=== Directions for this task ===
Copy all lines that contain the word "traffic".

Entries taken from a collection
★ ★ ★ ★ ★
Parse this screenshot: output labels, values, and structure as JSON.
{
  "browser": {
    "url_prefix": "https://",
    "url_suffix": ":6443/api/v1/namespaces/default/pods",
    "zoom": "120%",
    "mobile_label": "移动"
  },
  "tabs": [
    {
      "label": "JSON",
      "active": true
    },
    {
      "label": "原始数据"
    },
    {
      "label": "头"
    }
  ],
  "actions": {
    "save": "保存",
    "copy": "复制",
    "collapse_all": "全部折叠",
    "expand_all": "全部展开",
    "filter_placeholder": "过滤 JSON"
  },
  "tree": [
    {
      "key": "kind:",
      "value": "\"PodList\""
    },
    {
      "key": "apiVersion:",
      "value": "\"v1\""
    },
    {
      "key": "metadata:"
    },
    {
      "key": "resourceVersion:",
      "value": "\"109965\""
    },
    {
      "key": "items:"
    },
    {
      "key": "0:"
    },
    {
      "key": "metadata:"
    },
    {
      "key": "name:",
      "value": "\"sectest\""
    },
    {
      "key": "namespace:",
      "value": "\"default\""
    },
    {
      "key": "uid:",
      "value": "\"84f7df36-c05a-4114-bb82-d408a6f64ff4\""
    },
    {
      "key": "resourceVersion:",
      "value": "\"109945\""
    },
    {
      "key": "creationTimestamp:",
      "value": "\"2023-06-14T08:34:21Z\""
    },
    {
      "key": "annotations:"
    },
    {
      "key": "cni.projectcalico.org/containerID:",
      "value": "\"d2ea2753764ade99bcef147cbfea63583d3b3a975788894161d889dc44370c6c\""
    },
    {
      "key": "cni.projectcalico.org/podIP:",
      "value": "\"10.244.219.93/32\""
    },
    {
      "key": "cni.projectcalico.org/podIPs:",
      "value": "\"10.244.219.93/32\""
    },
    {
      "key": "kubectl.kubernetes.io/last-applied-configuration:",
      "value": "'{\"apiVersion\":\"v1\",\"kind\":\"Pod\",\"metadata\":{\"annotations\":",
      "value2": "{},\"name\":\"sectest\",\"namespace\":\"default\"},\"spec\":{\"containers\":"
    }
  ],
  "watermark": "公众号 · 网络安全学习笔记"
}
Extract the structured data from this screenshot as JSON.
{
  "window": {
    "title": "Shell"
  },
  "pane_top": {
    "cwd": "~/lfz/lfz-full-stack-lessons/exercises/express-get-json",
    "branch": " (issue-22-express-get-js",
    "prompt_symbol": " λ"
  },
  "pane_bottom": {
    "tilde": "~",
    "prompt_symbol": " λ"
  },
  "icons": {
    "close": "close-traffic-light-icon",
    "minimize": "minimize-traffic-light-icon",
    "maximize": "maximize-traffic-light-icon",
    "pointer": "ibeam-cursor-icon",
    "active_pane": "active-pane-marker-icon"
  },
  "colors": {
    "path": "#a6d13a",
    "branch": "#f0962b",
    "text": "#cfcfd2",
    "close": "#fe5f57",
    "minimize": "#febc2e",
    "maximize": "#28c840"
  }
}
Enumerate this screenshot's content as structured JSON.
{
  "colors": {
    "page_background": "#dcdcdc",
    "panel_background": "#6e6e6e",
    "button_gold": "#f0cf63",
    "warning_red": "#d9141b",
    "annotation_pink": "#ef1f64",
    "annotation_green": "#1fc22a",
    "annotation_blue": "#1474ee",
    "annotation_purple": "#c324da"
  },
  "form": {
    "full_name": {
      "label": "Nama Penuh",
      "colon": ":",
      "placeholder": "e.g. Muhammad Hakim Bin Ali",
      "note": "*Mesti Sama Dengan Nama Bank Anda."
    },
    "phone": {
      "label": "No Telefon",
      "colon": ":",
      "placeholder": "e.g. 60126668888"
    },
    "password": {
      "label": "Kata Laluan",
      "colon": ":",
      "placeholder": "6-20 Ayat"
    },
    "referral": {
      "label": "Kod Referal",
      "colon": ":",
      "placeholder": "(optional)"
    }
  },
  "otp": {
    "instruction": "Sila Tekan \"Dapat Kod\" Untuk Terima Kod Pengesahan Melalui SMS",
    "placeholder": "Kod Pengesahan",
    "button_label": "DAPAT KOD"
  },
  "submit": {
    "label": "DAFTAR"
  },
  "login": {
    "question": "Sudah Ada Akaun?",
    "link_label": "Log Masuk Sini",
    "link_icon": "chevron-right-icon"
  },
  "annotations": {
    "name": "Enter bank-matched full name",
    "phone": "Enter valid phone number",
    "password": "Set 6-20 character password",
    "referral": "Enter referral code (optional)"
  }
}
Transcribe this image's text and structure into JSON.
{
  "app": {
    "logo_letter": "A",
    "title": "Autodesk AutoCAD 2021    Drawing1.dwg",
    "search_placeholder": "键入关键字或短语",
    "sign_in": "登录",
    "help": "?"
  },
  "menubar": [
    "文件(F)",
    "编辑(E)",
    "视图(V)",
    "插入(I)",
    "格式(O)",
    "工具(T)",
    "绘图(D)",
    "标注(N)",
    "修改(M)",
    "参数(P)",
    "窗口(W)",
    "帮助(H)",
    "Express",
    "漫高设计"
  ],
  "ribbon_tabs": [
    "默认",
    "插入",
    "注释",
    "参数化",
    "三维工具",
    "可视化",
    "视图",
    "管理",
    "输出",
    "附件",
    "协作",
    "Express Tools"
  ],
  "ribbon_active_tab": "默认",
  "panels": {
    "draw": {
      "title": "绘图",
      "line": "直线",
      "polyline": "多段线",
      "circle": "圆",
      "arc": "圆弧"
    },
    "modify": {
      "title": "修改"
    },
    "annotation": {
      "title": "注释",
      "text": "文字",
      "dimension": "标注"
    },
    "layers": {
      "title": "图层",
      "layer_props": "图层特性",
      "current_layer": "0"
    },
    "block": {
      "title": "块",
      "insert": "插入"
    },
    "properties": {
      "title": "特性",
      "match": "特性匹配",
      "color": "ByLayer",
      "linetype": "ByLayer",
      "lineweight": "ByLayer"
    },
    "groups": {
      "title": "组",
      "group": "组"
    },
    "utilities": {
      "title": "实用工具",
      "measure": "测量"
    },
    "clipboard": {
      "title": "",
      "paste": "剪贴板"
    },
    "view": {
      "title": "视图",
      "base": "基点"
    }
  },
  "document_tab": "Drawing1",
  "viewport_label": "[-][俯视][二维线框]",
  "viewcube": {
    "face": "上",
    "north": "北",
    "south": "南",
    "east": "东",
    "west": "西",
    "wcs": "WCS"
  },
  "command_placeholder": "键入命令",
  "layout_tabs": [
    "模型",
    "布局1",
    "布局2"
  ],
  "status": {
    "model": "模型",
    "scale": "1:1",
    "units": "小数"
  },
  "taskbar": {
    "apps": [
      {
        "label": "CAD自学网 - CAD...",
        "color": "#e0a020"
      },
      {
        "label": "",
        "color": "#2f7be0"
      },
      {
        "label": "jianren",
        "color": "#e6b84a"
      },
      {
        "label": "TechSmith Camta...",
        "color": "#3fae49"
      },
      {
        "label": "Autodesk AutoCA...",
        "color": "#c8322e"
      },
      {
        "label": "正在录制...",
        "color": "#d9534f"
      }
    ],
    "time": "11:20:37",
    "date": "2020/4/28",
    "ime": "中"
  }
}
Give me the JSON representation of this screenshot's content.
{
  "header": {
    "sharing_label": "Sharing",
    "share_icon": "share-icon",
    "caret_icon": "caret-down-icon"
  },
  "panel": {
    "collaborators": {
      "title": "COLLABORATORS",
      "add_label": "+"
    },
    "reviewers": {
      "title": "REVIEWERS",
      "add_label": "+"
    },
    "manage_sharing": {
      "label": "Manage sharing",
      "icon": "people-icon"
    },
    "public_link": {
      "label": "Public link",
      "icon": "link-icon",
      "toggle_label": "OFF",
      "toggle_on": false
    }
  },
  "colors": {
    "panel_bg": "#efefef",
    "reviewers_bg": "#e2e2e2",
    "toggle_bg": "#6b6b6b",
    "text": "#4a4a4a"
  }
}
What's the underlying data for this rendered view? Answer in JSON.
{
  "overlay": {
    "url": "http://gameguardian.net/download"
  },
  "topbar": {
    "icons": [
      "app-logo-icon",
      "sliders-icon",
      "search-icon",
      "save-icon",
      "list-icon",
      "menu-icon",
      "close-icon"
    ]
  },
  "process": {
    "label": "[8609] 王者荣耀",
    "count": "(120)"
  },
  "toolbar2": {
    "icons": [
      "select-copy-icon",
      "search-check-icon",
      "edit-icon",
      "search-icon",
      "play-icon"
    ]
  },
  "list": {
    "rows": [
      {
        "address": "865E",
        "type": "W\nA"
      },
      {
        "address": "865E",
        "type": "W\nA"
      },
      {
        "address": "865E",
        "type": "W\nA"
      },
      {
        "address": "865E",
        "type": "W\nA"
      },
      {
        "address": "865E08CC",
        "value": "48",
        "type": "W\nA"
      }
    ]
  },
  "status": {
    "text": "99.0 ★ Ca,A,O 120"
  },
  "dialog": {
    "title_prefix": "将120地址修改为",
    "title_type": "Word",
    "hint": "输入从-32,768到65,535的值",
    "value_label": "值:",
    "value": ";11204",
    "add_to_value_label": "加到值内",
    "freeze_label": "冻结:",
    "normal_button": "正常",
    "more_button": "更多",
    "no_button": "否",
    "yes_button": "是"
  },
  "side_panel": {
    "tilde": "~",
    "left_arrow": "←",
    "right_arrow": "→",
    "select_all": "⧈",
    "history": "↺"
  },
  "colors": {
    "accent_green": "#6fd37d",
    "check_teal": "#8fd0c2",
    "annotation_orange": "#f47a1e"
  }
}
★ ★ ★ ★ ★
=== Result ===
    "close": "close-traffic-light-icon",
    "minimize": "minimize-traffic-light-icon",
    "maximize": "maximize-traffic-light-icon",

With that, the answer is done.